● Exercise brief
In the listing below, pick out lines with "geht".

● The data
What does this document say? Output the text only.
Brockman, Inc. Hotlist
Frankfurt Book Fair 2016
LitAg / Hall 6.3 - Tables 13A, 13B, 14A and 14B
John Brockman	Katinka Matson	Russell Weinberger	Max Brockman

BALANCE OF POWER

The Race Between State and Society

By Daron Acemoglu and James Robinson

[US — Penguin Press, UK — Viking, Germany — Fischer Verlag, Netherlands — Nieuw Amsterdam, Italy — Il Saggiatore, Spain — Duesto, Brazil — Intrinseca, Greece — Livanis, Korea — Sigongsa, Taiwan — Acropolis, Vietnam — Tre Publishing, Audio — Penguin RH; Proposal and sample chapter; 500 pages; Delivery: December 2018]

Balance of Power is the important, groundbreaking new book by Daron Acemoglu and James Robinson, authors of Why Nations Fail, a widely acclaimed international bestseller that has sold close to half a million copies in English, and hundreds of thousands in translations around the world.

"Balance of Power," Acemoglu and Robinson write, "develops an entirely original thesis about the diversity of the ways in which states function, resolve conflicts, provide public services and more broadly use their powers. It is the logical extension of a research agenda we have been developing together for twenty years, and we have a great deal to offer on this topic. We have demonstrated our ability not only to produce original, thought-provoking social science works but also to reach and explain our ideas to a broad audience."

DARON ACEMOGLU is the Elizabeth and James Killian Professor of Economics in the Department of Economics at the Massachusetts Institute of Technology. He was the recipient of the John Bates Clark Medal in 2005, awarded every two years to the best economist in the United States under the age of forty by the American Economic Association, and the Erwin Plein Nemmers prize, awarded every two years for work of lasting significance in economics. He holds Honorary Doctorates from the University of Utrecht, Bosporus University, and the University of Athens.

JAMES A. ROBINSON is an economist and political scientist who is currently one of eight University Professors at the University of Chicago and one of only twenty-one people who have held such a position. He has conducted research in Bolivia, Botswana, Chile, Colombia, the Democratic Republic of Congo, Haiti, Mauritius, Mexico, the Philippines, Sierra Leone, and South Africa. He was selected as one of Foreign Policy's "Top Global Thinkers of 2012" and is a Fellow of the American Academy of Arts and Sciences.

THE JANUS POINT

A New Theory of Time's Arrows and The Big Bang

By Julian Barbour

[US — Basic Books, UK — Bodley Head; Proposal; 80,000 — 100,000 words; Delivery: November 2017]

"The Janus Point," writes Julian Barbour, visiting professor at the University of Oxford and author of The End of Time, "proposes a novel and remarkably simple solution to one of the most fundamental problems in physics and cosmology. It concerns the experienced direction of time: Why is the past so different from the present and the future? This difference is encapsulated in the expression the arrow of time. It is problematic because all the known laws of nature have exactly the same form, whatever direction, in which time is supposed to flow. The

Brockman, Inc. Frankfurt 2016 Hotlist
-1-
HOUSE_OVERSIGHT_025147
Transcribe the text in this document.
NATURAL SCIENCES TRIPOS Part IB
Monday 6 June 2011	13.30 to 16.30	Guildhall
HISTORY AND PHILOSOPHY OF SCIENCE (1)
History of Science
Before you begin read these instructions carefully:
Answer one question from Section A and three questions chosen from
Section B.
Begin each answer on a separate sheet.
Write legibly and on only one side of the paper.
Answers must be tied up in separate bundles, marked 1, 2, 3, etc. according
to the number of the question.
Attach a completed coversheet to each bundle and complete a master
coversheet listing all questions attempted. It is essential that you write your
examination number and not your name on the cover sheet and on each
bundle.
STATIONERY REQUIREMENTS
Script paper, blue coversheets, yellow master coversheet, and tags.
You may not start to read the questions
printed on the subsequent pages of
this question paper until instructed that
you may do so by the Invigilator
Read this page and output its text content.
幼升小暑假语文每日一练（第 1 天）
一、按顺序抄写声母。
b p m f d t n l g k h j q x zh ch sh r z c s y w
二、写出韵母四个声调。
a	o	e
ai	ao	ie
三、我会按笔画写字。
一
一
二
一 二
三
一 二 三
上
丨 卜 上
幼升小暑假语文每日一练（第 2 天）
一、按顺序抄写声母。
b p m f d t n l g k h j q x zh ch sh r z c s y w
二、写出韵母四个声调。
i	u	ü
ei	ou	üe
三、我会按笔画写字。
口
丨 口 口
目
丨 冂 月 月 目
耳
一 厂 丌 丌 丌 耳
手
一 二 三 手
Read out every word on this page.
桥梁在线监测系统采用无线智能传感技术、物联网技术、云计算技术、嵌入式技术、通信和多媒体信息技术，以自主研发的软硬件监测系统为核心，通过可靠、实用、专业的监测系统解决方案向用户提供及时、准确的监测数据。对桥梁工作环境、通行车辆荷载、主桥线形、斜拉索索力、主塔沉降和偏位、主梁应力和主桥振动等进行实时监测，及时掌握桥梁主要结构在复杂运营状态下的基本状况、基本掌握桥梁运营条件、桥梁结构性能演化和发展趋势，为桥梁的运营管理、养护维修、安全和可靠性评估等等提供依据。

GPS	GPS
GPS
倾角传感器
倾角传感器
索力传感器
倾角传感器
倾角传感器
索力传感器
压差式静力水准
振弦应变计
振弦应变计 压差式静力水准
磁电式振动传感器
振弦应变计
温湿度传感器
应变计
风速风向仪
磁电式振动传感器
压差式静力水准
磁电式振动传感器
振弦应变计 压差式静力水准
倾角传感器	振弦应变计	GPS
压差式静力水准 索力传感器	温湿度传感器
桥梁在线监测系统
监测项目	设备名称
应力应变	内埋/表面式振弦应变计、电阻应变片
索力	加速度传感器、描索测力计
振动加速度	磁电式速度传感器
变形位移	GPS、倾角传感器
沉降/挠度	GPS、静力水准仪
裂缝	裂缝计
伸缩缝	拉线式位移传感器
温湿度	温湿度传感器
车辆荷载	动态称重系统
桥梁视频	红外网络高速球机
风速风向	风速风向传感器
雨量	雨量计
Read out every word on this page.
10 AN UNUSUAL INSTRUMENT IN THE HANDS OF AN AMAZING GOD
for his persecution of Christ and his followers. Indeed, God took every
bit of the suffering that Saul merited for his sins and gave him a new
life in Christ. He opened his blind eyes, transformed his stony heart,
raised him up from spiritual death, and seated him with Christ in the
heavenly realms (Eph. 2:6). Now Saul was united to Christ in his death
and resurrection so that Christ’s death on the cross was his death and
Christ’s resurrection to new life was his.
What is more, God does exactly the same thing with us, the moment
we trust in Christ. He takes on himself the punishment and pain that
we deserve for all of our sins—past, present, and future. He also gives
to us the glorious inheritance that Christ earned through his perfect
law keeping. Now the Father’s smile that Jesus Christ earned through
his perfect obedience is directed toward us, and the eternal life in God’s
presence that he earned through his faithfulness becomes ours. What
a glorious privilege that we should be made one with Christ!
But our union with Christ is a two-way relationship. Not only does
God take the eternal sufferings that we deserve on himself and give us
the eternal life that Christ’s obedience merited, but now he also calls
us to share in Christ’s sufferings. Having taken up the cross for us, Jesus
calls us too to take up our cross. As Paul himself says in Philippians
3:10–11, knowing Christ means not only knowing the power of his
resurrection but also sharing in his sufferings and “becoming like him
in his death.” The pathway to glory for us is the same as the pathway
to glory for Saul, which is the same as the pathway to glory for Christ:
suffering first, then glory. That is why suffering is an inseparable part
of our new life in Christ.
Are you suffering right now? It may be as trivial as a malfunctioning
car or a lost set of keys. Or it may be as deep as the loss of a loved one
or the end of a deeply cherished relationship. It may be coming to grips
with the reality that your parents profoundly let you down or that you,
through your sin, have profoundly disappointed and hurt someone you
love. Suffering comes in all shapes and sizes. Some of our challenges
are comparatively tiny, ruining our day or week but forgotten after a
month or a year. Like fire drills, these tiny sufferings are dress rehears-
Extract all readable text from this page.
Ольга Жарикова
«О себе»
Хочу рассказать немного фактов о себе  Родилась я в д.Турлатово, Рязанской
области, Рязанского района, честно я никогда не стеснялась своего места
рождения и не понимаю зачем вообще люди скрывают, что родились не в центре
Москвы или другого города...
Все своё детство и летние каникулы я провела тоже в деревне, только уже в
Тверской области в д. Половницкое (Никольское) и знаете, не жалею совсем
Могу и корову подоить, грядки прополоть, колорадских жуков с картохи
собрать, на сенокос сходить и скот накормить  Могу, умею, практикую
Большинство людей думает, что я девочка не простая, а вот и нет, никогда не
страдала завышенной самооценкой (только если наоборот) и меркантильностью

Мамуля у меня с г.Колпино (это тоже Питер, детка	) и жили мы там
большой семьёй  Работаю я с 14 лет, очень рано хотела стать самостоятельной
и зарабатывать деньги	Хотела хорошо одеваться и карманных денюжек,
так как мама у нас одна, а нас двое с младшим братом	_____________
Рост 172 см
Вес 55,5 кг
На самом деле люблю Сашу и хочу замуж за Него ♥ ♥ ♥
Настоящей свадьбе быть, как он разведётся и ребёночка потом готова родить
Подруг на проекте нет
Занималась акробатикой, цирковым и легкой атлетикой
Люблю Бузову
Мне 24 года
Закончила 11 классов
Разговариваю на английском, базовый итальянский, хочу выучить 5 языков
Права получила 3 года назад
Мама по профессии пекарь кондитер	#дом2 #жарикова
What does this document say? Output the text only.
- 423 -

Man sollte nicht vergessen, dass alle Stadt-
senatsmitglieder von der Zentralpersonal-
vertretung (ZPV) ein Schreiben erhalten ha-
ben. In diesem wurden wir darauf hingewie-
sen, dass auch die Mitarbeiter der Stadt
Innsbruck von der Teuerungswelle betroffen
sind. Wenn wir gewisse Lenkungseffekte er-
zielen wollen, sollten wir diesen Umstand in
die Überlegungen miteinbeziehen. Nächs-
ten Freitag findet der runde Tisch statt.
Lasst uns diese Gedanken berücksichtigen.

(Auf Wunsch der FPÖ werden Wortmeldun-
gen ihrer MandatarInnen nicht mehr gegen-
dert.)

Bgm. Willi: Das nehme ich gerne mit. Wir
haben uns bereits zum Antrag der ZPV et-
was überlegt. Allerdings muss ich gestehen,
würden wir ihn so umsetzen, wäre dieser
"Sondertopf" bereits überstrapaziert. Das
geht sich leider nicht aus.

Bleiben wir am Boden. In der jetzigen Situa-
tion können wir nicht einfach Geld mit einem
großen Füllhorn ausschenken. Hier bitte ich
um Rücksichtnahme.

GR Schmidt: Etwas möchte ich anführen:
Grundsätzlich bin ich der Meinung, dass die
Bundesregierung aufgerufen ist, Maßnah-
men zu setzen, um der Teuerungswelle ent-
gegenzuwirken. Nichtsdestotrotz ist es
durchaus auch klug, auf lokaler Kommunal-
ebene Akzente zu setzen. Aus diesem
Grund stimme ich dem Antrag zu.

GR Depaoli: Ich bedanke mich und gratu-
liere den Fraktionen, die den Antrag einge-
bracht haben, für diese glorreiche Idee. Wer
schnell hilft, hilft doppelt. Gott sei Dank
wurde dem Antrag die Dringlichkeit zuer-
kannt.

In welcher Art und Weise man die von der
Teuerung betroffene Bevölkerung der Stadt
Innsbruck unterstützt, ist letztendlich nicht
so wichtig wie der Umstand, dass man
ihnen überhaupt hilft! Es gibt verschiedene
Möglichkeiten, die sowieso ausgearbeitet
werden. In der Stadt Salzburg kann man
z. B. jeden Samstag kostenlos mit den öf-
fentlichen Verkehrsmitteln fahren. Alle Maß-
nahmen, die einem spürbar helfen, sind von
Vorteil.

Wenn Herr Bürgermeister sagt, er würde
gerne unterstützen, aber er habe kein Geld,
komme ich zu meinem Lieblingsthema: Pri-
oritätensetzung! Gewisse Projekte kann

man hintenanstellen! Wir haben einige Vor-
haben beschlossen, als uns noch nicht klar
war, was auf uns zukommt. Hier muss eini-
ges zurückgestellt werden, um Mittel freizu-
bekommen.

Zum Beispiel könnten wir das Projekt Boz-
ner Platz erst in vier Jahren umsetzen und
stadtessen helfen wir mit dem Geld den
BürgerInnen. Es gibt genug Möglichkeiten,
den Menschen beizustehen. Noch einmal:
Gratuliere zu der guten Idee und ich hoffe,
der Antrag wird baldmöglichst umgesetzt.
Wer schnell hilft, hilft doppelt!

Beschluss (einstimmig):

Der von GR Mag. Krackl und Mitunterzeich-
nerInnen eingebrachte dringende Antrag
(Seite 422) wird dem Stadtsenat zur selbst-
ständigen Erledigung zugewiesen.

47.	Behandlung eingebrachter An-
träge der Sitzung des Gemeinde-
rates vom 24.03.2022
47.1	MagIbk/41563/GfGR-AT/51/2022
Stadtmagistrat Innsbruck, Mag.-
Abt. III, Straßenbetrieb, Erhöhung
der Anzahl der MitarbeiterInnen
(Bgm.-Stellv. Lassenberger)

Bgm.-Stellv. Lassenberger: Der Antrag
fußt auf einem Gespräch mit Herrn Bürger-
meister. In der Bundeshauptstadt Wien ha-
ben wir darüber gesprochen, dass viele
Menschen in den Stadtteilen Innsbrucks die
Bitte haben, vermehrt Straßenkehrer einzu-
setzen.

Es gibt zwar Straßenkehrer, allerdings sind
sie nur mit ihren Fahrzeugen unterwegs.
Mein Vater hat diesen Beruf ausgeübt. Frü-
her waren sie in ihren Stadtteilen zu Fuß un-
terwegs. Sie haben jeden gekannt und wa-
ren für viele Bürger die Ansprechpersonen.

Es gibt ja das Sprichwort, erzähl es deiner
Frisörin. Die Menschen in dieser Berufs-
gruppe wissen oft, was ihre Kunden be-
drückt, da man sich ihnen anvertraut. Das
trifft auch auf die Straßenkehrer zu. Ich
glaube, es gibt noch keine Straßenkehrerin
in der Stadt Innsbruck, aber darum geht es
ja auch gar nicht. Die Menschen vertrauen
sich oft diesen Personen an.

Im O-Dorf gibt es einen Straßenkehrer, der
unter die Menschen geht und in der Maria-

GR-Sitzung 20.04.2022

● Task answer
geht sich leider nicht aus.
in der Stadt Innsbruck, aber darum geht es
unter die Menschen geht und in der Maria-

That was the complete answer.